**What is required:** Extract every line that contains the word "content".

**Task input:**

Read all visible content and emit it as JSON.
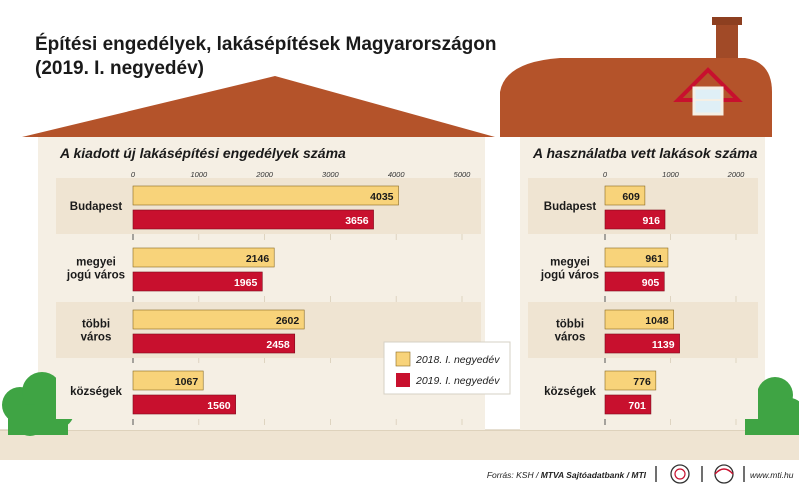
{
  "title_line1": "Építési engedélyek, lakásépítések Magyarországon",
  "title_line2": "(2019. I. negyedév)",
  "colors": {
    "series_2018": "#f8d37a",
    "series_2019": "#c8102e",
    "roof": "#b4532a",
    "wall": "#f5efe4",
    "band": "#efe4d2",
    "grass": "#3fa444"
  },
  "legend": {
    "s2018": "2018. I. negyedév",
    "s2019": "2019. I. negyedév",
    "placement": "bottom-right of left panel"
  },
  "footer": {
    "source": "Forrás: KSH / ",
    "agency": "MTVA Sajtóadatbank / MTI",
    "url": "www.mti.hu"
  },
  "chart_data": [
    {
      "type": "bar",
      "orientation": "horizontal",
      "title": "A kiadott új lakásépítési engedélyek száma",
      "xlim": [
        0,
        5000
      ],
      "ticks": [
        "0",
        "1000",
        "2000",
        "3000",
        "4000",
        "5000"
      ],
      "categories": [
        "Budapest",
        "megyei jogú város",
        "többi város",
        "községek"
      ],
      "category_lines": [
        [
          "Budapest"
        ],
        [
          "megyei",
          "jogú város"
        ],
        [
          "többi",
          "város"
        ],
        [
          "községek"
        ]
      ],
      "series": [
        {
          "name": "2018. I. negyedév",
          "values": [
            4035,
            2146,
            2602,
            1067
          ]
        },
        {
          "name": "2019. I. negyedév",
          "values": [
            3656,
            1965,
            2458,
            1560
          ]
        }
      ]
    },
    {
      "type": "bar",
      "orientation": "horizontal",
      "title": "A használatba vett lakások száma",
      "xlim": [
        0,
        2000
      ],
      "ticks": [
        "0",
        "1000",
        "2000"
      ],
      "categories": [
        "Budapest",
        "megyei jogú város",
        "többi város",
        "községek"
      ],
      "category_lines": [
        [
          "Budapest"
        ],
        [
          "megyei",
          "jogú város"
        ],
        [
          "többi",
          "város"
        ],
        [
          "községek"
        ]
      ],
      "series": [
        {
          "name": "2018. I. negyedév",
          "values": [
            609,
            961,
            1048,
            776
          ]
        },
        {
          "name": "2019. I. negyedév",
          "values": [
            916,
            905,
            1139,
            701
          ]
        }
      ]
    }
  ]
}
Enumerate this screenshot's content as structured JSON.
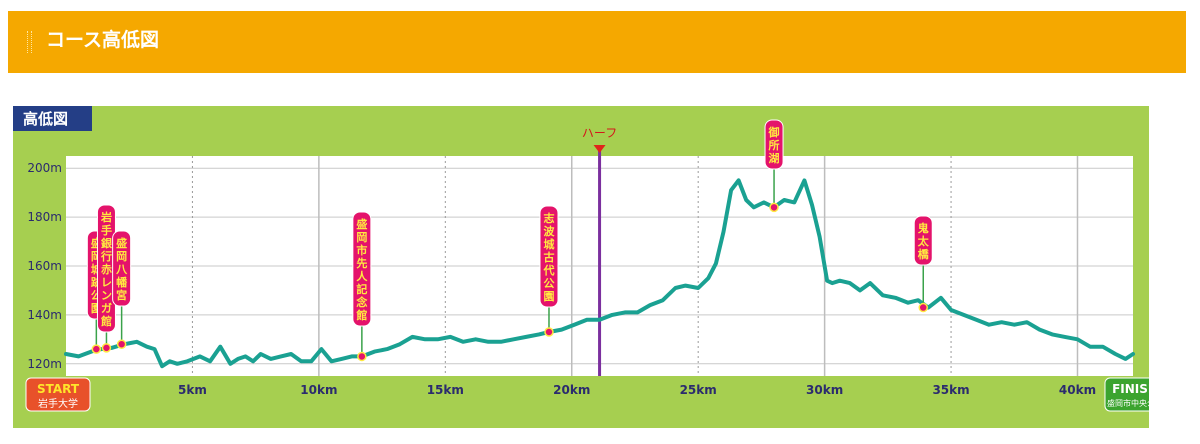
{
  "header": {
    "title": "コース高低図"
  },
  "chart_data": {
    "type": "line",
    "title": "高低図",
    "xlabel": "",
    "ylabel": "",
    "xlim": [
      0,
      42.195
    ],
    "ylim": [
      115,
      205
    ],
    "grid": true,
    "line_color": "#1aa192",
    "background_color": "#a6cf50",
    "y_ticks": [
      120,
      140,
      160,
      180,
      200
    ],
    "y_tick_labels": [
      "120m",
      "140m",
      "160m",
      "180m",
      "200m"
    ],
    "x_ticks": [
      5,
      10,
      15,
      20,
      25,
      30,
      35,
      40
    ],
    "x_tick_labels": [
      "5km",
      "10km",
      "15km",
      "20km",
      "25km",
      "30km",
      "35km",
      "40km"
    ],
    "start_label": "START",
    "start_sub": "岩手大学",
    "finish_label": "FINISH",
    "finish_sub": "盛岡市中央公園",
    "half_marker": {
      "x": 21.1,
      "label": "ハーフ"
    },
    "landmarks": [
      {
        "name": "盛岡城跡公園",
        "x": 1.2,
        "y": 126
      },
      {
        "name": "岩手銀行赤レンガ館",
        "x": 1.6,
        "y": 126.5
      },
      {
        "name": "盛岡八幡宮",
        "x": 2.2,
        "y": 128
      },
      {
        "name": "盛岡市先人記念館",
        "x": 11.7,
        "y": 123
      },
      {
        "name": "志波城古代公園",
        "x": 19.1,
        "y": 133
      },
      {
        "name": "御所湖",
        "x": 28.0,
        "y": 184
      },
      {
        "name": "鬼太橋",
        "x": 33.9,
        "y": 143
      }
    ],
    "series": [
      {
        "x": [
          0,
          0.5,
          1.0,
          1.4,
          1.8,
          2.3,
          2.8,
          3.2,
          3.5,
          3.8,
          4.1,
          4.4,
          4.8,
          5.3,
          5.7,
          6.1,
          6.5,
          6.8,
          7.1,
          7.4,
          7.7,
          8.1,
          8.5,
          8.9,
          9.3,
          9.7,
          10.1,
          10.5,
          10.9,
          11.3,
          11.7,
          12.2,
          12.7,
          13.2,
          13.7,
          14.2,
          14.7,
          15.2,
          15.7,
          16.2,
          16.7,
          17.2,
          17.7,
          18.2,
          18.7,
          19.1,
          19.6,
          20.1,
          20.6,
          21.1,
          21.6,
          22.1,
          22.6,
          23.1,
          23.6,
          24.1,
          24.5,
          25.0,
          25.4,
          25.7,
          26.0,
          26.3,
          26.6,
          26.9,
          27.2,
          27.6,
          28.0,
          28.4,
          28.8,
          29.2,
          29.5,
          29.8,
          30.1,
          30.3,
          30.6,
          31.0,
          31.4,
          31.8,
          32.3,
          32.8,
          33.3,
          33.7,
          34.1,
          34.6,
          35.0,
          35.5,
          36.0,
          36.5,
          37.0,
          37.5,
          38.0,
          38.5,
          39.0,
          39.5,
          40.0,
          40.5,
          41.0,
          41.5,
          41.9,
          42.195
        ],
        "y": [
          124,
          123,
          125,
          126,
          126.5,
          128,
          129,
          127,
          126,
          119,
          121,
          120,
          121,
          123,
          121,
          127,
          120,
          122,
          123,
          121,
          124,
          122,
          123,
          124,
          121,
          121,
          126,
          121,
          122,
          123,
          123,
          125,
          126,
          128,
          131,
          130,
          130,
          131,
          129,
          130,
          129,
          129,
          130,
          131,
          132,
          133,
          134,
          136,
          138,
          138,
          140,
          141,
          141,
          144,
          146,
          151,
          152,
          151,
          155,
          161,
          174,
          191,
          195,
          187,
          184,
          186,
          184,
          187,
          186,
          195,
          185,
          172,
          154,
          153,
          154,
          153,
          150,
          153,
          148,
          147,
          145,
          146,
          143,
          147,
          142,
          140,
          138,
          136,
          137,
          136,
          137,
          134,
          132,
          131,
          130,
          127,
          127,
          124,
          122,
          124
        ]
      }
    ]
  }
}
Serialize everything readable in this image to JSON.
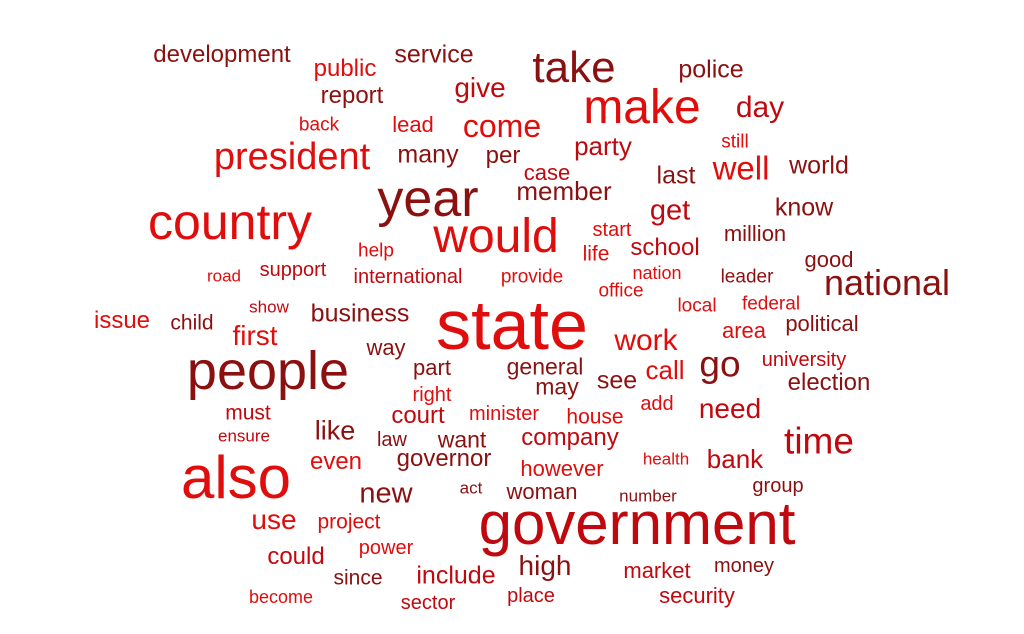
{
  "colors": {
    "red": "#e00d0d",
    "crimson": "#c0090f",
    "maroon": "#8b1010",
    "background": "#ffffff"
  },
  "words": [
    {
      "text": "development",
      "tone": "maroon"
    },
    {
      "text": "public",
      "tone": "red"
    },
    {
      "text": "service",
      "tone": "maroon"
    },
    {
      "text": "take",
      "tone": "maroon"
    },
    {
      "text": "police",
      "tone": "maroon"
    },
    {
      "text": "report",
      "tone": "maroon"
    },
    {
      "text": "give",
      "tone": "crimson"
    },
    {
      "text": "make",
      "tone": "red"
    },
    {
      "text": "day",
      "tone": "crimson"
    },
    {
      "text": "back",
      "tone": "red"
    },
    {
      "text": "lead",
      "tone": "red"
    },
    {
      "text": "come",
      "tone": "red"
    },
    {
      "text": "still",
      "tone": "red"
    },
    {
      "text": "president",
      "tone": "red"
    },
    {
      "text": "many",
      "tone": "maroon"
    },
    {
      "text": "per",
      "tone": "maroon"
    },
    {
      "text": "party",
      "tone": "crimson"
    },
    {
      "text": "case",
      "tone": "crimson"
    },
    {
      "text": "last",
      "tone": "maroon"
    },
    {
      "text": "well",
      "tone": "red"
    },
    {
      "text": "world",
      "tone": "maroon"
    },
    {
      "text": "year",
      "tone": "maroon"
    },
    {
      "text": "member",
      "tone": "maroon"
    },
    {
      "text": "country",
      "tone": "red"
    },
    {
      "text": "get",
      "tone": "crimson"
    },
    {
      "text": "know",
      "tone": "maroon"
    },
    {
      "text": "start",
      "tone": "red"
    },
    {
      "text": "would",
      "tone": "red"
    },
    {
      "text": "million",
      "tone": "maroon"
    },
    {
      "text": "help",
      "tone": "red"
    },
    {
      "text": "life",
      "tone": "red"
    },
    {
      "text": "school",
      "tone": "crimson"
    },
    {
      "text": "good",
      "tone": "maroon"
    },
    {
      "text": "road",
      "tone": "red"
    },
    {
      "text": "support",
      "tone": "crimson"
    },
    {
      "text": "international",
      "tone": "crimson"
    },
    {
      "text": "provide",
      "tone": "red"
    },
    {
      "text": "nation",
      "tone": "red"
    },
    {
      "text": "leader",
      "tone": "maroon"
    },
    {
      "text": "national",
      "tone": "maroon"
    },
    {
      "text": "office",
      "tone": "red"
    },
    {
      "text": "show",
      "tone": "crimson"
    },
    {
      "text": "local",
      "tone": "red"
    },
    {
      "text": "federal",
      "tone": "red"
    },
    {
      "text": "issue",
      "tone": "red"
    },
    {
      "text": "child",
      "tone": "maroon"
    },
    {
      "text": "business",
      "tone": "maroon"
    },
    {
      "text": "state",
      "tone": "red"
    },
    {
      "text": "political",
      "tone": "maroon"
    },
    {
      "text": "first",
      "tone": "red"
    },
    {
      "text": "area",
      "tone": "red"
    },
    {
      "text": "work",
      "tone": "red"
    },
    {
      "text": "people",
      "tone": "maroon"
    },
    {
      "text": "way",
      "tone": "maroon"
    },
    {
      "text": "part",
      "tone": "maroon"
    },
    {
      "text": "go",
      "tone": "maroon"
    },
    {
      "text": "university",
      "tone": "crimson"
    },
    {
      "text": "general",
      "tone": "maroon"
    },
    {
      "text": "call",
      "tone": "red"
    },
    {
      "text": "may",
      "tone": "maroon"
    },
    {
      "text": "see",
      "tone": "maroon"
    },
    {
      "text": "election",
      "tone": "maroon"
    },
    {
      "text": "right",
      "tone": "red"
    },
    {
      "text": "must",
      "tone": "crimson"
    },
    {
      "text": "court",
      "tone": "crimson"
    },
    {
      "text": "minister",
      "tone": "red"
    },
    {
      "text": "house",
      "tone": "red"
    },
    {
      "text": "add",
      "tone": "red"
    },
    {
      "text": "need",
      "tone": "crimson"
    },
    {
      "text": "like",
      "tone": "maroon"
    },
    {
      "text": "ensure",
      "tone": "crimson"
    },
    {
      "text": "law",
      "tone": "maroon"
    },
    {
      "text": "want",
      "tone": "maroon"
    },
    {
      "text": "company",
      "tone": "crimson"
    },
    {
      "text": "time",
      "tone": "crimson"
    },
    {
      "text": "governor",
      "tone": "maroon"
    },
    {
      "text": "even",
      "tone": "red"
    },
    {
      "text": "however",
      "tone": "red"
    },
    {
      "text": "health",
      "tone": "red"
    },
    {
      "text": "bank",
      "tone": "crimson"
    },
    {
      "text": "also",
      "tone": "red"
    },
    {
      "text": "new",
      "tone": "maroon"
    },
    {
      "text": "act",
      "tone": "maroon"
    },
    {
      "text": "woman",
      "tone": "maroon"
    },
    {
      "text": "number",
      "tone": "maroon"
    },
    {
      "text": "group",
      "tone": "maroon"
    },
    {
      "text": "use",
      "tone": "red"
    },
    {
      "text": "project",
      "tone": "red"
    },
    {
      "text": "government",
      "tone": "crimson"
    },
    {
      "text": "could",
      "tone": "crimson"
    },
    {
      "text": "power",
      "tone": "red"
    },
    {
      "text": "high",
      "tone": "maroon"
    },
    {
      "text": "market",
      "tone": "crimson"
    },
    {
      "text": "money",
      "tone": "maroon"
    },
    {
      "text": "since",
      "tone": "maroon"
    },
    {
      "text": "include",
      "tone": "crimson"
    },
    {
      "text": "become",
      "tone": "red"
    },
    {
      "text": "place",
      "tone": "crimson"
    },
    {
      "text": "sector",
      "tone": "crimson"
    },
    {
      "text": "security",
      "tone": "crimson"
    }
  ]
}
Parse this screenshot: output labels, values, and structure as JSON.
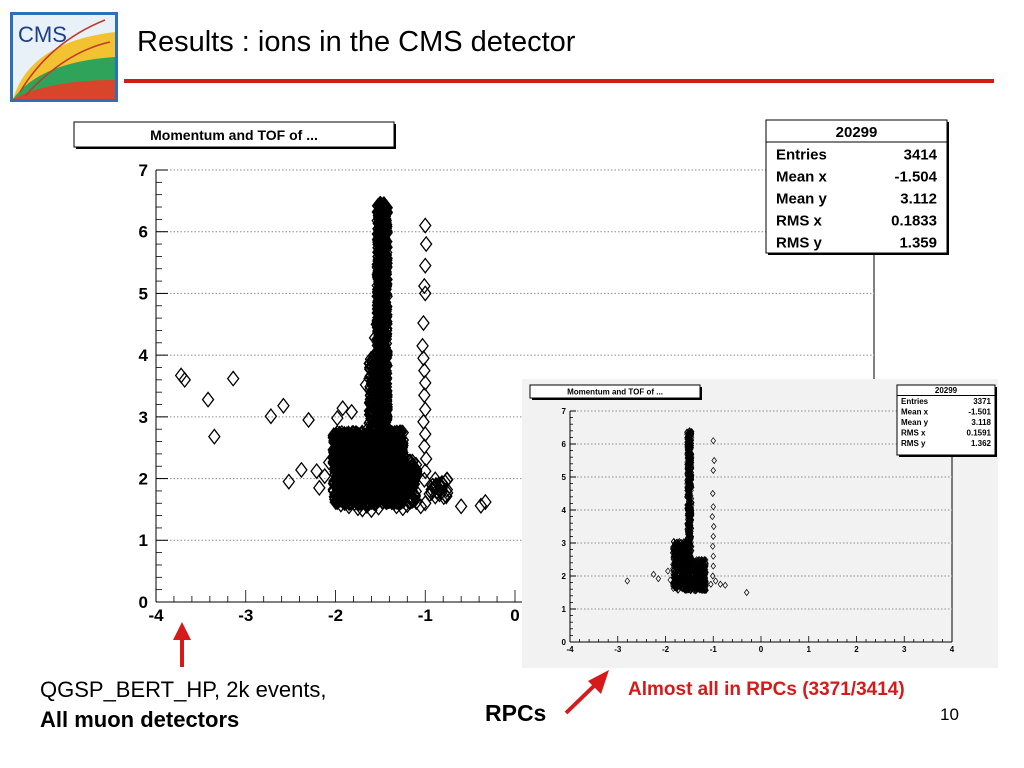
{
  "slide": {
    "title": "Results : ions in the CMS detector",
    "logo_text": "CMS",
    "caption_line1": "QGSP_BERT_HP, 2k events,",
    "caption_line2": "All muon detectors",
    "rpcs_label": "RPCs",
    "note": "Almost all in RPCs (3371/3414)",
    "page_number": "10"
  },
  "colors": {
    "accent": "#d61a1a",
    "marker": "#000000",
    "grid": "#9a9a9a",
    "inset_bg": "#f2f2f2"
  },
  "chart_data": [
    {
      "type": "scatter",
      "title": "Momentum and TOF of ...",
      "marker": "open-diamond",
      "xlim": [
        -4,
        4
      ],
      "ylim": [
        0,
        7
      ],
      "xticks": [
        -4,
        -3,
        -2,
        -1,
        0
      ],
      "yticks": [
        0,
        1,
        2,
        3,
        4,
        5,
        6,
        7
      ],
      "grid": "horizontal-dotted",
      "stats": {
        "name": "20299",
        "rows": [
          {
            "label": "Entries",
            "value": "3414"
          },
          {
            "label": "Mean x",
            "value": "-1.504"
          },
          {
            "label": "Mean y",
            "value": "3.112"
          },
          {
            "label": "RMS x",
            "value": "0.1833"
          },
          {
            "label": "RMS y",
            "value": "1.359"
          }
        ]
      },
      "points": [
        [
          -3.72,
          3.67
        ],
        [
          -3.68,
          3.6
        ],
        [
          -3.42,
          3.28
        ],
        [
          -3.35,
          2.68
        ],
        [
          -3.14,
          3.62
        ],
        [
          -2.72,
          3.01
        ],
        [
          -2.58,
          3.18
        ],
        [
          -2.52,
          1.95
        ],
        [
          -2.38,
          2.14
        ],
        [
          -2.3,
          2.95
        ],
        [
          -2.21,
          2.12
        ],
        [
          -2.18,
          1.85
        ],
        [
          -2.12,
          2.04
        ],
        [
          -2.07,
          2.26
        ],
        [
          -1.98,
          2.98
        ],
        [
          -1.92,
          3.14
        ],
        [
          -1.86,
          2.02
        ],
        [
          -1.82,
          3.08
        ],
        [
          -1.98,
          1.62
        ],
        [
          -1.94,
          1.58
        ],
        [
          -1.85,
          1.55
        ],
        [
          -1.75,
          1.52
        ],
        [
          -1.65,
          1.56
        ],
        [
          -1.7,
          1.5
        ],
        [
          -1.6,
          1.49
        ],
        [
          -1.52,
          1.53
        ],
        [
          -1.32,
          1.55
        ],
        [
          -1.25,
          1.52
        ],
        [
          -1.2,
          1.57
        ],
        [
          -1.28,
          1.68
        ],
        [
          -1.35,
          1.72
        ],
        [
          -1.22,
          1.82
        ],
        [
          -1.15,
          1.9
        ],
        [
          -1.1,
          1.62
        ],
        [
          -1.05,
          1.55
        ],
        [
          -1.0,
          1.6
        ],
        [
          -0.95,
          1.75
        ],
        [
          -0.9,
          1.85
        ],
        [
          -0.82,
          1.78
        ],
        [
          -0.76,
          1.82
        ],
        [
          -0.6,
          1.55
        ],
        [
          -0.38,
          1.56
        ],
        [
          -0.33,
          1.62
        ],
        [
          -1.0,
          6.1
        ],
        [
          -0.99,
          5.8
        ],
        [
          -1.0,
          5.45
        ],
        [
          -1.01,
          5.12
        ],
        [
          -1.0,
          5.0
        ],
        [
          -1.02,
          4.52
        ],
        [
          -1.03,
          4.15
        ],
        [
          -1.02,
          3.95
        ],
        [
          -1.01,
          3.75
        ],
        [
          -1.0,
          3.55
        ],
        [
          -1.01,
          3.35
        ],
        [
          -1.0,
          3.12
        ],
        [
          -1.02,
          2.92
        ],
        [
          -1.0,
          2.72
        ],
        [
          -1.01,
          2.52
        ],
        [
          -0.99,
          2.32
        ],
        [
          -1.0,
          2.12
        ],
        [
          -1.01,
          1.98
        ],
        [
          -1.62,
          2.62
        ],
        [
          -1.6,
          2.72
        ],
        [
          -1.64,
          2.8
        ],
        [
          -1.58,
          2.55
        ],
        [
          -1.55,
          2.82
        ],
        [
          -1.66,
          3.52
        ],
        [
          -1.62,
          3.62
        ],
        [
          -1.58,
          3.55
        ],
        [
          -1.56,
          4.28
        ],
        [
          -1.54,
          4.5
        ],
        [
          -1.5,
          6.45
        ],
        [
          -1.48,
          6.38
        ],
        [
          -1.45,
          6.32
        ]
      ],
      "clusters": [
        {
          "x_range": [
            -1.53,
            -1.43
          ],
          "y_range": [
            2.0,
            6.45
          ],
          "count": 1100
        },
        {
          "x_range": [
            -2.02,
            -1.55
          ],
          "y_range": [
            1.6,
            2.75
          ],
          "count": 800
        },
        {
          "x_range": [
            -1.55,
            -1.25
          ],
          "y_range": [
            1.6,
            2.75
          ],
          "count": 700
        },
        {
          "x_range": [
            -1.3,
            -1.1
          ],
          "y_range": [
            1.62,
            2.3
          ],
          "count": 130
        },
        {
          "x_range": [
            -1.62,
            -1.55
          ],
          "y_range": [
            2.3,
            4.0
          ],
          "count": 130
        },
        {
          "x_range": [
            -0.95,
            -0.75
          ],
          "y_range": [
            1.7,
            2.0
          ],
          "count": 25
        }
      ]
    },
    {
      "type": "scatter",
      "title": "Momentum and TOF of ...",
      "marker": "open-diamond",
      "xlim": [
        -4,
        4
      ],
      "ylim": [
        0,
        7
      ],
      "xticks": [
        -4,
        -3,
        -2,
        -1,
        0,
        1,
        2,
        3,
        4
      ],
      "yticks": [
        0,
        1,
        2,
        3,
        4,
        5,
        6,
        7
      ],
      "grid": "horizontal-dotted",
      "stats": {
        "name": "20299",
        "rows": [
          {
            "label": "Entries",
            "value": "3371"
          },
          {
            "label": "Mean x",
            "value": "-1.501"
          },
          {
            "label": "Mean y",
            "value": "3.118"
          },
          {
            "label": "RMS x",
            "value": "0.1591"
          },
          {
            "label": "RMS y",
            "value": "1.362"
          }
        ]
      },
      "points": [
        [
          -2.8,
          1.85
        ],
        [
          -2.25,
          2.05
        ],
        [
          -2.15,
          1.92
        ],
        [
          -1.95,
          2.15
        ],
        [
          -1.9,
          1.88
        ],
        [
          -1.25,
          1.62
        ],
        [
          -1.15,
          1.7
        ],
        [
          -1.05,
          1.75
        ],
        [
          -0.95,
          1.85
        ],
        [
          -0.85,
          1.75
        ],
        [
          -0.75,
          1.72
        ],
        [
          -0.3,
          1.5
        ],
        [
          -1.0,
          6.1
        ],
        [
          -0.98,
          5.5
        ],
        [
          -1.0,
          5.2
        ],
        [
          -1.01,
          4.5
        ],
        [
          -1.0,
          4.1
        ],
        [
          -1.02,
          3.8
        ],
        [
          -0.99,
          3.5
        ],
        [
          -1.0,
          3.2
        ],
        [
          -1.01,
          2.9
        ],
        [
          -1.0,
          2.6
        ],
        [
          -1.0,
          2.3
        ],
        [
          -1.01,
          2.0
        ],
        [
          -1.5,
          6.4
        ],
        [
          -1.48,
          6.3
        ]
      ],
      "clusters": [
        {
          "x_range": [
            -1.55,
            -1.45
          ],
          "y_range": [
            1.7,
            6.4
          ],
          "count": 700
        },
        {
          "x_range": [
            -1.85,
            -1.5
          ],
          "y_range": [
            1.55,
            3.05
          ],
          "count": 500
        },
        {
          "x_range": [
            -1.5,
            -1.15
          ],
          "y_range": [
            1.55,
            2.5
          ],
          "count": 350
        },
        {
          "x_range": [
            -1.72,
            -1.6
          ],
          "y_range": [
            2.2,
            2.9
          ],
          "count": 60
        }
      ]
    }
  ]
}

**Written answer:**
Read all visible content and emit it as JSON.
Enumerate this screenshot's content as structured JSON.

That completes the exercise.